==== MATERIAL SUPPLIED ====
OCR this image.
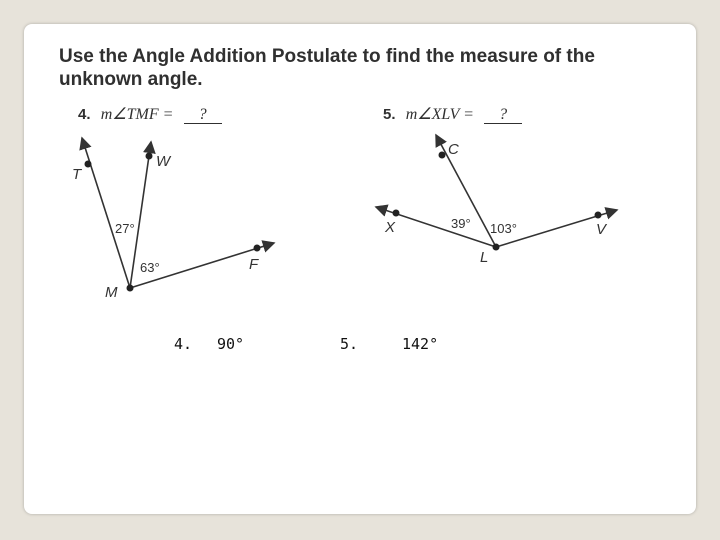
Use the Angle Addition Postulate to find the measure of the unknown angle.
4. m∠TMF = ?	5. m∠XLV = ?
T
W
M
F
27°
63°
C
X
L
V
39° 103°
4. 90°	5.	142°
====
Reproduce every line exactly and omit all pictures.

WRITTEN RESPONSE —
OCR this image.
Use the Angle Addition Postulate to find the measure of the unknown angle.
4. m∠TMF = ?	5. m∠XLV = ?
T
W
M
F
27°
63°
C
X
L
V
39° 103°
4. 90°	5.	142°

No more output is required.